Layout listing:
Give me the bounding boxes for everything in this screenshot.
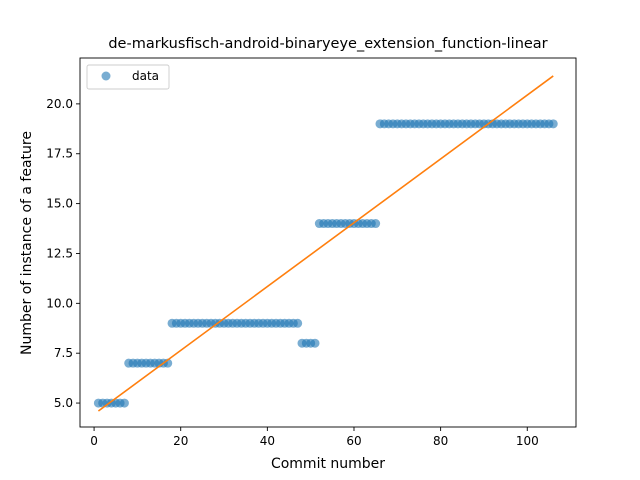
data-point — [119, 398, 129, 408]
fit-line — [97, 75, 554, 412]
y-tick-label: 20.0 — [46, 97, 73, 111]
data-point — [293, 318, 303, 328]
axes-frame — [79, 57, 577, 428]
x-tick-label: 40 — [260, 434, 275, 448]
axes: 0 20 40 60 80 100 5.0 7.5 10.0 12.5 15.0 17.5 20.0 — [46, 57, 577, 448]
y-axis-label: Number of instance of a feature — [19, 131, 35, 355]
plot-area — [93, 75, 558, 412]
x-tick-label: 0 — [90, 434, 98, 448]
x-tick-label: 20 — [173, 434, 188, 448]
chart-title: de-markusfisch-android-binaryeye_extensi… — [108, 36, 547, 52]
legend-label: data — [132, 69, 159, 83]
y-tick-label: 10.0 — [46, 296, 73, 310]
data-point — [310, 338, 320, 348]
data-point — [371, 219, 381, 229]
legend-box — [86, 64, 170, 90]
y-tick-label: 15.0 — [46, 197, 73, 211]
x-axis-label: Commit number — [271, 456, 385, 472]
legend: data — [86, 64, 170, 90]
y-tick-label: 17.5 — [46, 147, 73, 161]
legend-marker — [101, 71, 111, 81]
y-tick-label: 7.5 — [54, 346, 73, 360]
y-tick-label: 12.5 — [46, 246, 73, 260]
y-tick-label: 5.0 — [54, 396, 73, 410]
data-point — [548, 119, 558, 129]
x-tick-label: 80 — [433, 434, 448, 448]
x-tick-label: 60 — [346, 434, 361, 448]
x-tick-label: 100 — [516, 434, 539, 448]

**Your instructions:** Copy out word for word the lines of the listing above, starting with the line that contains "data-point — [119, 398, 129, 408]" and going on through the line that contains "plot-area — [93, 75, 558, 412]". Include both of those lines.

**Written solution:**
data-point — [119, 398, 129, 408]
fit-line — [97, 75, 554, 412]
y-tick-label: 20.0 — [46, 97, 73, 111]
data-point — [293, 318, 303, 328]
axes-frame — [79, 57, 577, 428]
x-tick-label: 40 — [260, 434, 275, 448]
axes: 0 20 40 60 80 100 5.0 7.5 10.0 12.5 15.0 17.5 20.0 — [46, 57, 577, 448]
y-axis-label: Number of instance of a feature — [19, 131, 35, 355]
plot-area — [93, 75, 558, 412]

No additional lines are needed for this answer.